• [Quelle]
****************

Wie kommen Sie zu Ihren Stoffen?
"Eine schwierige Frage, die ich immer wieder beantworten soll. Dabei kann ich das gar nicht genau sagen. Ich lese ziemlich viel Kurzgeschichten und Romane und beschäftige mich mit dem Gelesenen. Dann schöpfe ich auch viel aus meiner Kindheit, versuche, mich zurückzuerinnern an das, was mich als Kind alles interessiert hat. Und ich gehe selbstverständlich mit offenen Augen durch die Welt und beobachte. Aus dieser Mischung von unterschiedlichen Einflüssen entstehen meine Geschichten. Sie werden nicht auf Knopfdruck geboren, sondern es ist ein ganz langer Prozess. Zum Beispiel gab es zu den 'Rinnsteinpiraten' zunächst eine ganz vage Idee von einem Papierschiff, das irgendwo herumschwimmt. Erst allmählich hat sich das konkretisiert, wo es schwimmen und wer auf dem Schiff sein sollte. Nach und nach hat es sich wie ein Puzzle zusammengesetzt."

Aber es sind Geschichten, die von Ihnen stammen. Fremde Stoffe, etwa ein Bilderbuch, wollten Sie nie filmisch umsetzen?
"Ja, alle Geschichten stammen von mir. Das Verfilmen eines Bilderbuches wäre überhaupt nicht reizvoll für mich. Die filmische Umsetzung einer Vorlage, bei der bereits Grafik und Geschichte existieren, wäre in keiner Weise eine Herausforderung, dabei ist die eigene Kreativität kaum gefragt. Aber gerade dieser Teil ist der eigentlich spannende beim Arbeitsprozess, wenn ich eine Geschichte konzipiere, die Gestaltung dafür überlege, dann die Animation erarbeite und die Figuren Leben bekommen."

Neben dieser personellen Kontinuität lassen sich – schaut man Ihre Filme in Folge an – auch im Gestalterischen immer wiederkehrende Aspekte finden. Ich denke dabei an die Figuren ...
"Ja, in Gera wurde ich auch schon gefragt, ob das jetzt die Rabenratten sind bei den 'Rinnsteinpiraten'. Es gibt gewisse Ähnlichkeiten. Eine Parallele ließe sich auch zu den Tieren in 'Nachts sind alle Katzen bunt' herstellen, auch die haben etwas von einem Raben. Ich habe mich da nicht bewusst festgelegt und für mich, die ich stärker in den Figuren lebe, weisen sie auch große Unterschiede auf. Vielleicht liegt das am Gestaltungsprozess. Die ersten Layouts der Ratten waren wesentlich zotteliger und sollten ursprünglich auch gestreift sein. Aber während der Arbeit hat sich dann ihr Äußeres geändert. Wir haben uns für eine relativ aufwändige Technik entschieden, und zwar Folienfarben, die nass vermalt werden. Dadurch sind diese Viecher alle ein bisschen mehrfarbig und es gibt diesen changierenden Effekt."

Immer wieder finden sich in Ihren Filmen gewisse Verfremdungseffekte, Widersprüche zwischen Text und Bild.

****************

• [Bereitgestellte Zeilen]

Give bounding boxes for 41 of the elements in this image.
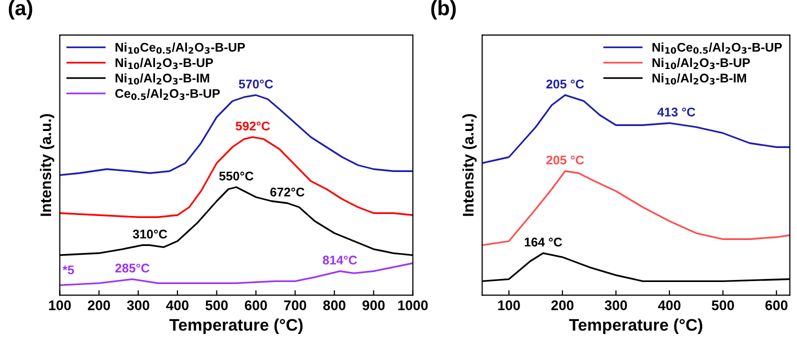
x-axis-title: Temperature (°C) bbox=[169, 318, 303, 334]
x-tick-label: 500 bbox=[206, 300, 228, 310]
legend-label: Ni$_{10}$/Al$_{2}$O$_{3}$-B-UP bbox=[116, 58, 213, 70]
annotation: 550°C bbox=[219, 172, 254, 180]
legend-label: Ni$_{10}$/Al$_{2}$O$_{3}$-B-IM bbox=[116, 73, 210, 85]
x-tick-label: 300 bbox=[126, 300, 150, 310]
x-tick-label: 800 bbox=[323, 300, 346, 310]
chart-title: (b) bbox=[431, 0, 456, 20]
x-tick-label: 200 bbox=[88, 300, 110, 310]
x-tick-label: 700 bbox=[284, 300, 306, 310]
x-tick-label: 200 bbox=[551, 300, 574, 310]
x-tick-label: 600 bbox=[244, 300, 267, 310]
annotation: *5 bbox=[62, 266, 74, 274]
x-tick-label: 500 bbox=[712, 300, 734, 310]
annotation: 285°C bbox=[115, 264, 150, 273]
annotation: 310°C bbox=[132, 230, 168, 239]
x-tick-label: 300 bbox=[604, 300, 627, 310]
y-axis-title: Intensity (a.u.) bbox=[462, 114, 477, 216]
annotation: 205 °C bbox=[546, 156, 584, 164]
text: Ni$_{10}$Ce$_{0.5}$/Al$_{2}$O$_{3}$-B-UP bbox=[116, 42, 245, 54]
annotation: 814°C bbox=[322, 256, 357, 265]
annotation: 205 °C bbox=[546, 80, 584, 88]
annotation: 592°C bbox=[236, 122, 270, 130]
legend-label: Ni$_{10}$/Al$_{2}$O$_{3}$-B-IM bbox=[652, 73, 746, 85]
annotation: 164 °C bbox=[524, 238, 562, 247]
text: Ni$_{10}$Ce$_{0.5}$/Al$_{2}$O$_{3}$-B-UP bbox=[652, 42, 782, 54]
y-axis-title: Intensity (a.u.) bbox=[40, 114, 54, 216]
chart-title: (a) bbox=[8, 0, 32, 20]
x-tick-label: 400 bbox=[166, 300, 188, 310]
legend-label: Ni$_{10}$/Al$_{2}$O$_{3}$-B-UP bbox=[652, 58, 750, 70]
x-tick-label: 400 bbox=[658, 300, 680, 310]
x-tick-label: 1000 bbox=[398, 300, 428, 310]
x-tick-label: 100 bbox=[498, 300, 520, 310]
annotation: 672°C bbox=[270, 188, 304, 196]
annotation: 570°C bbox=[238, 80, 274, 88]
x-tick-label: 600 bbox=[765, 300, 788, 310]
x-tick-label: 100 bbox=[49, 300, 71, 310]
x-tick-label: 900 bbox=[362, 300, 385, 310]
x-axis-title: Temperature (°C) bbox=[569, 318, 702, 334]
annotation: 413 °C bbox=[657, 108, 696, 116]
legend-label: Ce$_{0.5}$/Al$_{2}$O$_{3}$-B-UP bbox=[115, 88, 220, 100]
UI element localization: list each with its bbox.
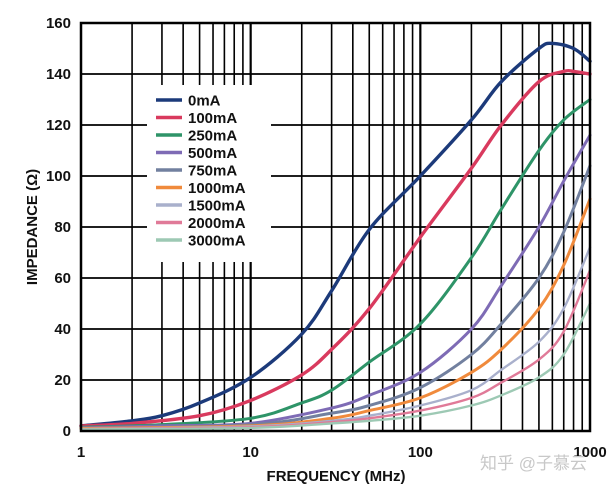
x-tick-label: 100 [408, 444, 433, 461]
x-tick-label: 1 [77, 444, 85, 461]
series-line-2000mA [79, 269, 592, 431]
x-tick-label: 10 [242, 444, 259, 461]
series-line-0mA [79, 41, 592, 428]
y-tick-label: 160 [46, 15, 71, 32]
watermark: 知乎 @子慕云 [480, 454, 587, 473]
x-tick-label: 1000 [573, 444, 606, 461]
legend-label-100mA: 100mA [188, 110, 237, 127]
y-tick-label: 60 [54, 270, 71, 287]
legend-label-2000mA: 2000mA [188, 215, 246, 232]
legend-label-1000mA: 1000mA [188, 180, 246, 197]
x-axis-title: FREQUENCY (MHz) [267, 468, 406, 485]
plot-frame [79, 21, 592, 433]
legend-label-3000mA: 3000mA [188, 233, 246, 250]
series-line-3000mA [79, 302, 592, 431]
y-tick-label: 20 [54, 372, 71, 389]
legend-label-1500mA: 1500mA [188, 198, 246, 215]
series-line-100mA [79, 68, 592, 428]
curves [79, 41, 592, 431]
y-tick-label: 100 [46, 168, 71, 185]
y-tick-label: 140 [46, 66, 71, 83]
legend-label-0mA: 0mA [188, 93, 221, 110]
legend-background [147, 85, 271, 262]
y-tick-label: 120 [46, 117, 71, 134]
y-tick-labels: 0 20 40 60 80 100 120 140 160 [46, 15, 71, 440]
y-axis-title: IMPEDANCE (Ω) [24, 169, 41, 285]
y-tick-label: 80 [54, 219, 71, 236]
legend: 0mA100mA250mA500mA750mA1000mA1500mA2000m… [156, 93, 246, 250]
x-tick-labels: 1 10 100 1000 [77, 444, 607, 461]
y-tick-label: 0 [63, 423, 71, 440]
legend-label-250mA: 250mA [188, 128, 237, 145]
legend-label-750mA: 750mA [188, 163, 237, 180]
y-tick-label: 40 [54, 321, 71, 338]
series-line-250mA [79, 98, 592, 429]
legend-label-500mA: 500mA [188, 145, 237, 162]
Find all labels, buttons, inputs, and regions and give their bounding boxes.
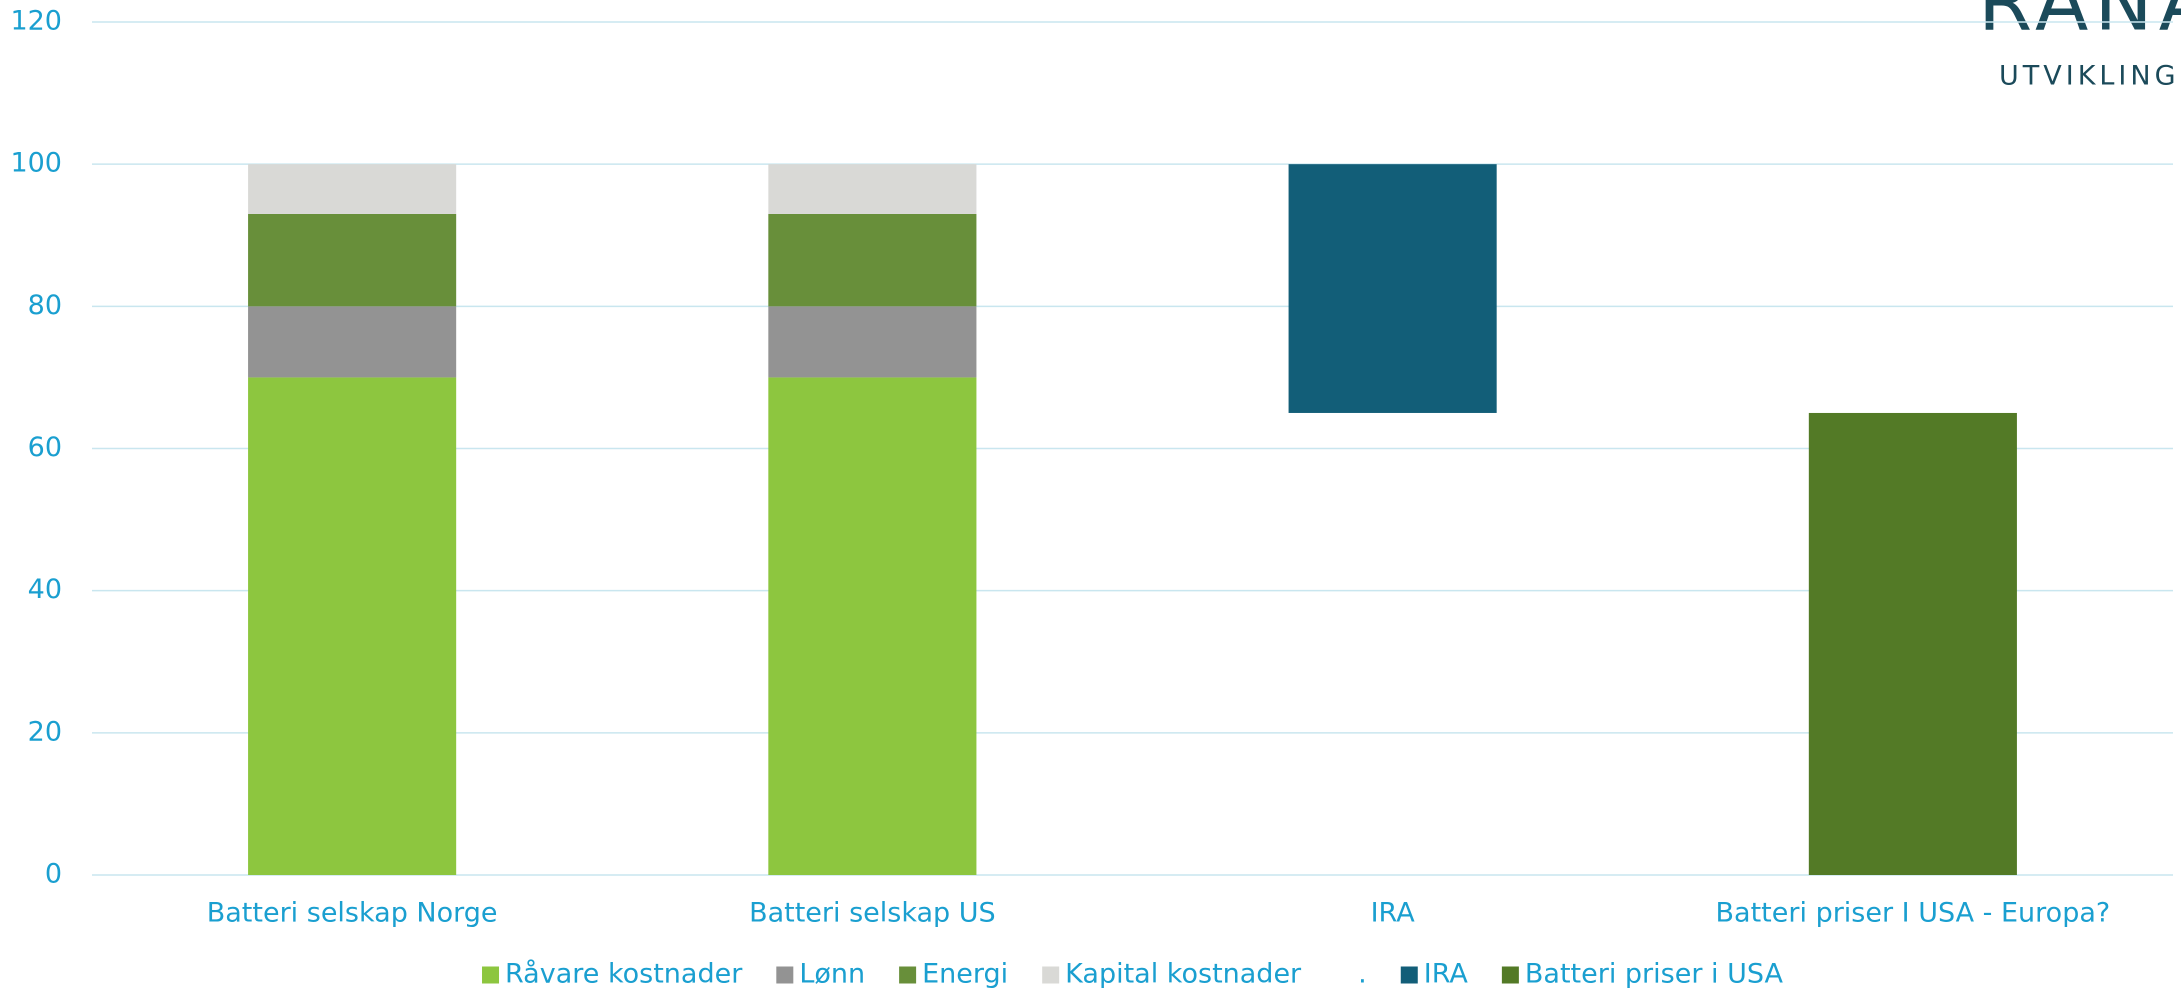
bar-segment [768,377,977,875]
bar-segment [768,306,977,378]
y-tick-label: 60 [28,432,62,463]
x-tick-label: IRA [1371,898,1416,929]
x-tick-label: Batteri selskap Norge [207,898,498,929]
legend: Råvare kostnader Lønn Energi Kapital kostna… [482,959,1784,990]
y-tick-label: 100 [10,148,62,179]
bar-segment [248,164,457,214]
y-tick-label: 40 [28,574,62,605]
bar-segment [768,213,977,307]
legend-label: . [1358,959,1367,990]
x-tick-label: Batteri selskap US [749,898,996,929]
y-tick-label: 0 [45,859,62,890]
bar-segment [1288,164,1497,413]
legend-swatch [482,966,500,984]
legend-swatch [1400,966,1418,984]
logo-subtitle: UTVIKLING [1999,61,2180,92]
logo-name: RANA [1978,0,2181,48]
bar-segment [248,306,457,378]
x-tick-label: Batteri priser I USA - Europa? [1716,898,2111,929]
legend-swatch [776,966,794,984]
bar-segment [248,213,457,307]
y-tick-label: 20 [28,716,62,747]
y-tick-label: 120 [10,6,62,37]
bar-segment [1289,413,1497,875]
legend-label: IRA [1424,959,1469,990]
bar-segment [248,377,457,875]
legend-swatch [1042,966,1060,984]
bar-segment [768,164,977,214]
legend-label: Råvare kostnader [505,959,743,990]
legend-label: Kapital kostnader [1065,959,1302,990]
legend-label: Energi [922,959,1008,990]
y-tick-label: 80 [28,290,62,321]
legend-label: Lønn [799,959,865,990]
legend-swatch [899,966,917,984]
legend-swatch [1501,966,1519,984]
bar-segment [1808,412,2017,875]
legend-label: Batteri priser i USA [1525,959,1784,990]
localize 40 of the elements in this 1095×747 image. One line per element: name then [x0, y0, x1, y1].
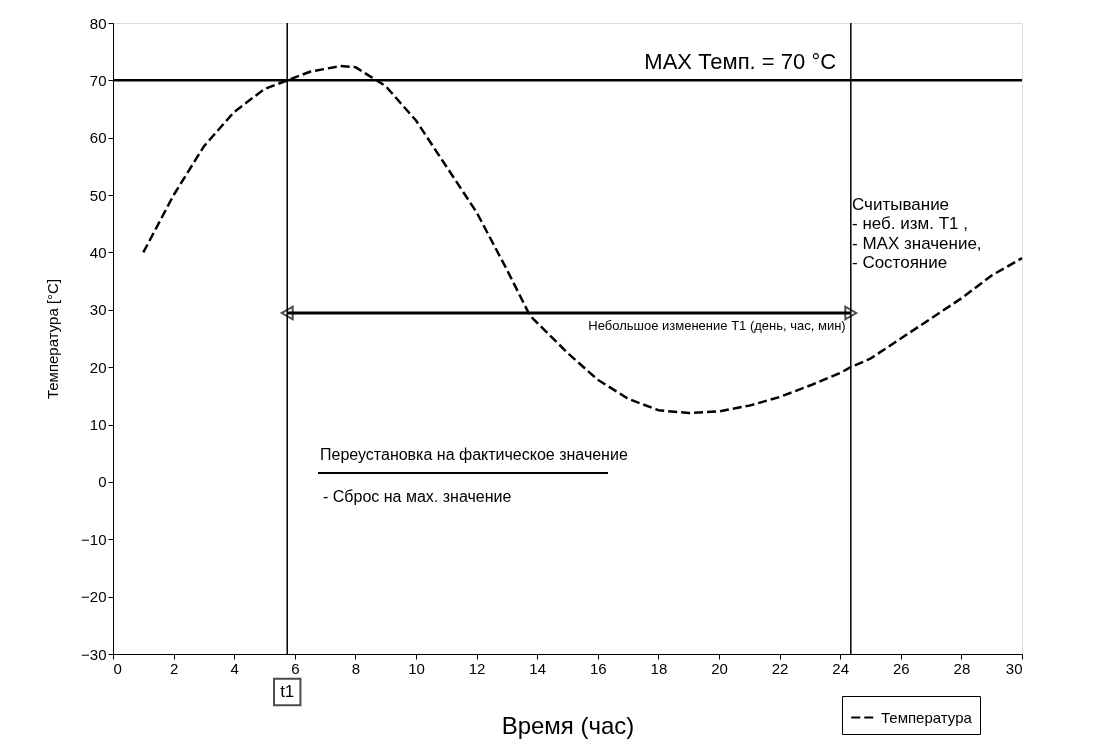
ref-line-label: t1: [280, 682, 295, 701]
ref-line-label: MAX Темп. = 70 °C: [644, 49, 837, 75]
x-tick-label: 26: [892, 659, 910, 677]
x-tick-label: 28: [953, 659, 971, 677]
x-tick-label: 18: [650, 659, 668, 677]
x-tick-label: 30: [1005, 659, 1023, 677]
y-tick-label: 80: [89, 14, 107, 32]
annotation: Считывание: [852, 195, 950, 214]
y-tick-label: 60: [89, 129, 107, 147]
annotation: - неб. изм. T1 ,: [852, 214, 968, 233]
x-tick-label: 24: [832, 659, 850, 677]
y-tick-label: 0: [98, 473, 107, 491]
y-tick-label: 40: [89, 243, 107, 261]
x-tick-label: 2: [169, 659, 179, 677]
x-tick-label: 6: [291, 659, 300, 677]
annotation: - Состояние: [852, 253, 948, 272]
annotation: Переустановка на фактическое значение: [320, 446, 628, 463]
x-tick-label: 14: [529, 659, 547, 677]
x-tick-label: 8: [351, 659, 361, 677]
x-tick-label: 16: [589, 659, 607, 677]
annotation: - MAX значение,: [852, 234, 982, 253]
x-tick-label: 12: [468, 659, 486, 677]
y-tick-label: 10: [89, 416, 107, 434]
y-tick-label: 20: [89, 358, 107, 376]
y-tick-label: 50: [89, 186, 107, 204]
annotation: - Сброс на мах. значение: [323, 488, 512, 505]
y-tick-label: 30: [89, 301, 107, 319]
y-tick-label: −10: [81, 530, 107, 548]
x-tick-label: 0: [113, 659, 122, 677]
x-axis-title: Время (час): [501, 711, 635, 739]
y-axis-title: Температура [°C]: [44, 278, 62, 400]
legend-label: Температура: [881, 708, 973, 726]
x-tick-label: 4: [230, 659, 239, 677]
x-tick-label: 10: [408, 659, 425, 677]
annotation: Небольшое изменение T1 (день, час, мин): [588, 318, 846, 333]
y-tick-label: 70: [89, 71, 107, 89]
x-tick-label: 22: [771, 659, 789, 677]
y-tick-label: −20: [81, 588, 107, 606]
x-tick-label: 20: [711, 659, 728, 677]
y-tick-label: −30: [81, 645, 107, 663]
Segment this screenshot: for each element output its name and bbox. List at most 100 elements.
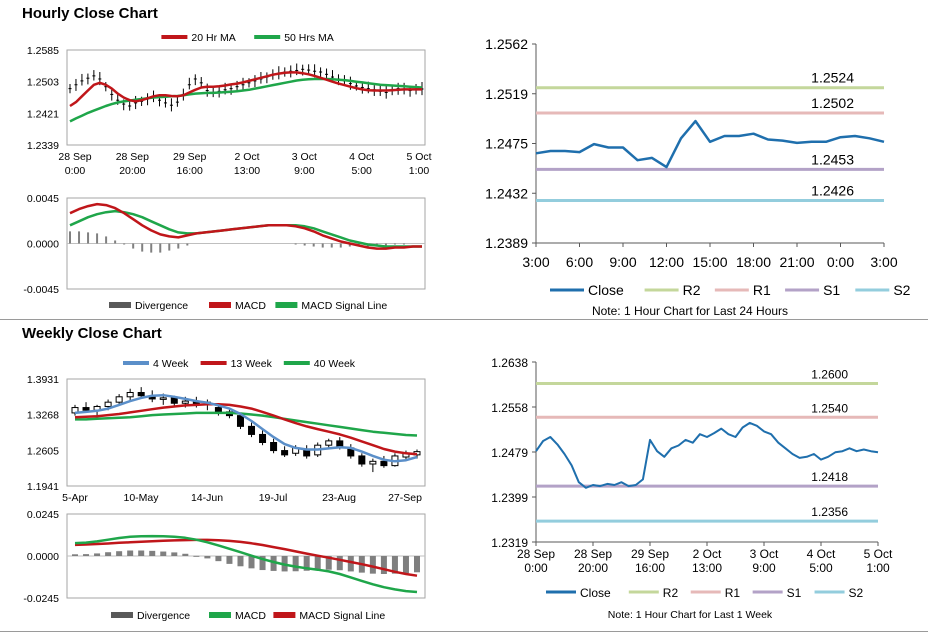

****************

• [Aufgaben]
1. Welche erste Idee stand laut dem Interview am Anfang der „Rinnsteinpiraten“?
2. Prüfen Sie, ob die folgenden Aussagen mit dem Interview übereinstimmen. Antworten Sie jeweils mit Ja oder Nein und zitieren Sie die entscheidenden Worte wörtlich.
(a) Die Ratten sollten ursprünglich gestreift sein.
(b) Ein Bilderbuch zu verfilmen, wäre für die befragte Person reizvoll.
(c) Die Folienfarben wurden trocken aufgetragen.
Die Zeilen spielen hierfür keine Rolle.

• [Lösungen]
1. Eine ganz vage Idee von einem Papierschiff, das irgendwo herumschwimmt.

2.
(a) Ja: „Die ersten Layouts der Ratten waren wesentlich zotteliger und sollten ursprünglich auch gestreift sein.“
(b) Nein: „Das Verfilmen eines Bilderbuches wäre überhaupt nicht reizvoll für mich.“
(c) Nein: „und zwar Folienfarben, die nass vermalt werden.“